▶ [What to do]: Exclude the pictures and return every line exactly as written.

▶ [Records contained in a dataset]:
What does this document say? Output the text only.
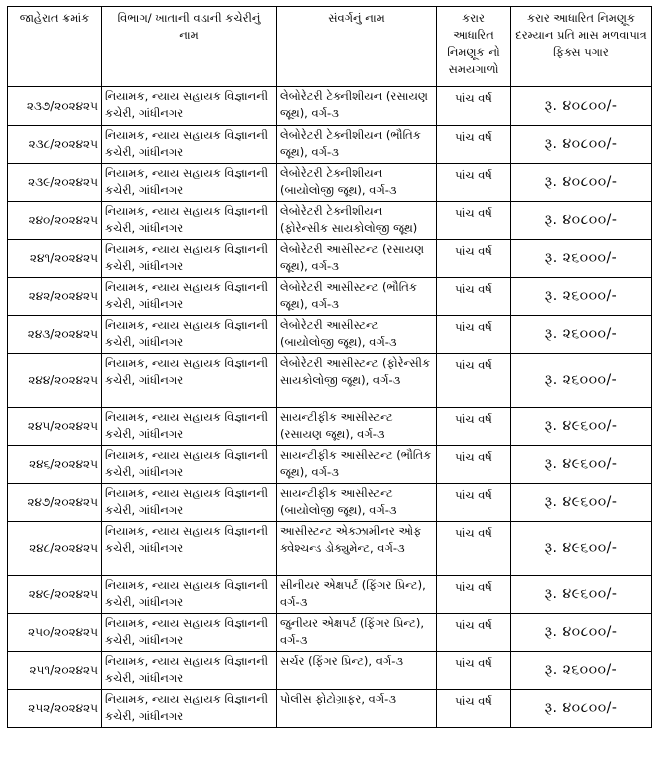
જાહેરાત ક્રમાંક	વિભાગ/ ખાતાની વડાની કચેરીનું નામ	સંવર્ગનું નામ	કરાર આધારિત નિમણૂક નો સમયગાળો	કરાર આધારિત નિમણૂક દરમ્યાન પ્રતિ માસ મળવાપાત્ર ફિક્સ પગાર
૨૩૭/૨૦૨૪૨૫	નિયામક, ન્યાય સહાયક વિજ્ઞાનની કચેરી, ગાંધીનગર	લેબોરેટરી ટેક્નીશીયન (રસાયણ જૂથ), વર્ગ-૩	પાંચ વર્ષ	રૂ. ૪૦૮૦૦/-
૨૩૮/૨૦૨૪૨૫	નિયામક, ન્યાય સહાયક વિજ્ઞાનની કચેરી, ગાંધીનગર	લેબોરેટરી ટેક્નીશીયન (ભૌતિક જૂથ), વર્ગ-૩	પાંચ વર્ષ	રૂ. ૪૦૮૦૦/-
૨૩૯/૨૦૨૪૨૫	નિયામક, ન્યાય સહાયક વિજ્ઞાનની કચેરી, ગાંધીનગર	લેબોરેટરી ટેક્નીશીયન (બાયોલોજી જૂથ), વર્ગ-૩	પાંચ વર્ષ	રૂ. ૪૦૮૦૦/-
૨૪૦/૨૦૨૪૨૫	નિયામક, ન્યાય સહાયક વિજ્ઞાનની કચેરી, ગાંધીનગર	લેબોરેટરી ટેક્નીશીયન (ફોરેન્સીક સાયકોલોજી જૂથ)	પાંચ વર્ષ	રૂ. ૪૦૮૦૦/-
૨૪૧/૨૦૨૪૨૫	નિયામક, ન્યાય સહાયક વિજ્ઞાનની કચેરી, ગાંધીનગર	લેબોરેટરી આસીસ્ટન્ટ (રસાયણ જૂથ), વર્ગ-૩	પાંચ વર્ષ	રૂ. ૨૬૦૦૦/-
૨૪૨/૨૦૨૪૨૫	નિયામક, ન્યાય સહાયક વિજ્ઞાનની કચેરી, ગાંધીનગર	લેબોરેટરી આસીસ્ટન્ટ (ભૌતિક જૂથ), વર્ગ-૩	પાંચ વર્ષ	રૂ. ૨૬૦૦૦/-
૨૪૩/૨૦૨૪૨૫	નિયામક, ન્યાય સહાયક વિજ્ઞાનની કચેરી, ગાંધીનગર	લેબોરેટરી આસીસ્ટન્ટ (બાયોલોજી જૂથ), વર્ગ-૩	પાંચ વર્ષ	રૂ. ૨૬૦૦૦/-
૨૪૪/૨૦૨૪૨૫	નિયામક, ન્યાય સહાયક વિજ્ઞાનની કચેરી, ગાંધીનગર	લેબોરેટરી આસીસ્ટન્ટ (ફોરેન્સીક સાયકોલોજી જૂથ), વર્ગ-૩	પાંચ વર્ષ	રૂ. ૨૬૦૦૦/-
૨૪૫/૨૦૨૪૨૫	નિયામક, ન્યાય સહાયક વિજ્ઞાનની કચેરી, ગાંધીનગર	સાયન્ટીફીક આસીસ્ટન્ટ (રસાયણ જૂથ), વર્ગ-૩	પાંચ વર્ષ	રૂ. ૪૯૬૦૦/-
૨૪૬/૨૦૨૪૨૫	નિયામક, ન્યાય સહાયક વિજ્ઞાનની કચેરી, ગાંધીનગર	સાયન્ટીફીક આસીસ્ટન્ટ (ભૌતિક જૂથ), વર્ગ-૩	પાંચ વર્ષ	રૂ. ૪૯૬૦૦/-
૨૪૭/૨૦૨૪૨૫	નિયામક, ન્યાય સહાયક વિજ્ઞાનની કચેરી, ગાંધીનગર	સાયન્ટીફીક આસીસ્ટન્ટ (બાયોલોજી જૂથ), વર્ગ-૩	પાંચ વર્ષ	રૂ. ૪૯૬૦૦/-
૨૪૮/૨૦૨૪૨૫	નિયામક, ન્યાય સહાયક વિજ્ઞાનની કચેરી, ગાંધીનગર	આસીસ્ટન્ટ એક્ઝામીનર ઓફ ક્વેશ્ચન્ડ ડોક્યુમેન્ટ, વર્ગ-૩	પાંચ વર્ષ	રૂ. ૪૯૬૦૦/-
૨૪૯/૨૦૨૪૨૫	નિયામક, ન્યાય સહાયક વિજ્ઞાનની કચેરી, ગાંધીનગર	સીનીયર એક્ષપર્ટ (ફિંગર પ્રિન્ટ), વર્ગ-૩	પાંચ વર્ષ	રૂ. ૪૯૬૦૦/-
૨૫૦/૨૦૨૪૨૫	નિયામક, ન્યાય સહાયક વિજ્ઞાનની કચેરી, ગાંધીનગર	જુનીયર એક્ષપર્ટ (ફિંગર પ્રિન્ટ), વર્ગ-૩	પાંચ વર્ષ	રૂ. ૪૦૮૦૦/-
૨૫૧/૨૦૨૪૨૫	નિયામક, ન્યાય સહાયક વિજ્ઞાનની કચેરી, ગાંધીનગર	સર્ચર (ફિંગર પ્રિન્ટ), વર્ગ-૩	પાંચ વર્ષ	રૂ. ૨૬૦૦૦/-
૨૫૨/૨૦૨૪૨૫	નિયામક, ન્યાય સહાયક વિજ્ઞાનની કચેરી, ગાંધીનગર	પોલીસ ફોટોગ્રાફર, વર્ગ-૩	પાંચ વર્ષ	રૂ. ૪૦૮૦૦/-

▶ [Full solution]:
What does this document say? Output the text only.
જાહેરાત ક્રમાંક	વિભાગ/ ખાતાની વડાની કચેરીનું નામ	સંવર્ગનું નામ	કરાર આધારિત નિમણૂક નો સમયગાળો	કરાર આધારિત નિમણૂક દરમ્યાન પ્રતિ માસ મળવાપાત્ર ફિક્સ પગાર
૨૩૭/૨૦૨૪૨૫	નિયામક, ન્યાય સહાયક વિજ્ઞાનની કચેરી, ગાંધીનગર	લેબોરેટરી ટેક્નીશીયન (રસાયણ જૂથ), વર્ગ-૩	પાંચ વર્ષ	રૂ. ૪૦૮૦૦/-
૨૩૮/૨૦૨૪૨૫	નિયામક, ન્યાય સહાયક વિજ્ઞાનની કચેરી, ગાંધીનગર	લેબોરેટરી ટેક્નીશીયન (ભૌતિક જૂથ), વર્ગ-૩	પાંચ વર્ષ	રૂ. ૪૦૮૦૦/-
૨૩૯/૨૦૨૪૨૫	નિયામક, ન્યાય સહાયક વિજ્ઞાનની કચેરી, ગાંધીનગર	લેબોરેટરી ટેક્નીશીયન (બાયોલોજી જૂથ), વર્ગ-૩	પાંચ વર્ષ	રૂ. ૪૦૮૦૦/-
૨૪૦/૨૦૨૪૨૫	નિયામક, ન્યાય સહાયક વિજ્ઞાનની કચેરી, ગાંધીનગર	લેબોરેટરી ટેક્નીશીયન (ફોરેન્સીક સાયકોલોજી જૂથ)	પાંચ વર્ષ	રૂ. ૪૦૮૦૦/-
૨૪૧/૨૦૨૪૨૫	નિયામક, ન્યાય સહાયક વિજ્ઞાનની કચેરી, ગાંધીનગર	લેબોરેટરી આસીસ્ટન્ટ (રસાયણ જૂથ), વર્ગ-૩	પાંચ વર્ષ	રૂ. ૨૬૦૦૦/-
૨૪૨/૨૦૨૪૨૫	નિયામક, ન્યાય સહાયક વિજ્ઞાનની કચેરી, ગાંધીનગર	લેબોરેટરી આસીસ્ટન્ટ (ભૌતિક જૂથ), વર્ગ-૩	પાંચ વર્ષ	રૂ. ૨૬૦૦૦/-
૨૪૩/૨૦૨૪૨૫	નિયામક, ન્યાય સહાયક વિજ્ઞાનની કચેરી, ગાંધીનગર	લેબોરેટરી આસીસ્ટન્ટ (બાયોલોજી જૂથ), વર્ગ-૩	પાંચ વર્ષ	રૂ. ૨૬૦૦૦/-
૨૪૪/૨૦૨૪૨૫	નિયામક, ન્યાય સહાયક વિજ્ઞાનની કચેરી, ગાંધીનગર	લેબોરેટરી આસીસ્ટન્ટ (ફોરેન્સીક સાયકોલોજી જૂથ), વર્ગ-૩	પાંચ વર્ષ	રૂ. ૨૬૦૦૦/-
૨૪૫/૨૦૨૪૨૫	નિયામક, ન્યાય સહાયક વિજ્ઞાનની કચેરી, ગાંધીનગર	સાયન્ટીફીક આસીસ્ટન્ટ (રસાયણ જૂથ), વર્ગ-૩	પાંચ વર્ષ	રૂ. ૪૯૬૦૦/-
૨૪૬/૨૦૨૪૨૫	નિયામક, ન્યાય સહાયક વિજ્ઞાનની કચેરી, ગાંધીનગર	સાયન્ટીફીક આસીસ્ટન્ટ (ભૌતિક જૂથ), વર્ગ-૩	પાંચ વર્ષ	રૂ. ૪૯૬૦૦/-
૨૪૭/૨૦૨૪૨૫	નિયામક, ન્યાય સહાયક વિજ્ઞાનની કચેરી, ગાંધીનગર	સાયન્ટીફીક આસીસ્ટન્ટ (બાયોલોજી જૂથ), વર્ગ-૩	પાંચ વર્ષ	રૂ. ૪૯૬૦૦/-
૨૪૮/૨૦૨૪૨૫	નિયામક, ન્યાય સહાયક વિજ્ઞાનની કચેરી, ગાંધીનગર	આસીસ્ટન્ટ એક્ઝામીનર ઓફ ક્વેશ્ચન્ડ ડોક્યુમેન્ટ, વર્ગ-૩	પાંચ વર્ષ	રૂ. ૪૯૬૦૦/-
૨૪૯/૨૦૨૪૨૫	નિયામક, ન્યાય સહાયક વિજ્ઞાનની કચેરી, ગાંધીનગર	સીનીયર એક્ષપર્ટ (ફિંગર પ્રિન્ટ), વર્ગ-૩	પાંચ વર્ષ	રૂ. ૪૯૬૦૦/-
૨૫૦/૨૦૨૪૨૫	નિયામક, ન્યાય સહાયક વિજ્ઞાનની કચેરી, ગાંધીનગર	જુનીયર એક્ષપર્ટ (ફિંગર પ્રિન્ટ), વર્ગ-૩	પાંચ વર્ષ	રૂ. ૪૦૮૦૦/-
૨૫૧/૨૦૨૪૨૫	નિયામક, ન્યાય સહાયક વિજ્ઞાનની કચેરી, ગાંધીનગર	સર્ચર (ફિંગર પ્રિન્ટ), વર્ગ-૩	પાંચ વર્ષ	રૂ. ૨૬૦૦૦/-
૨૫૨/૨૦૨૪૨૫	નિયામક, ન્યાય સહાયક વિજ્ઞાનની કચેરી, ગાંધીનગર	પોલીસ ફોટોગ્રાફર, વર્ગ-૩	પાંચ વર્ષ	રૂ. ૪૦૮૦૦/-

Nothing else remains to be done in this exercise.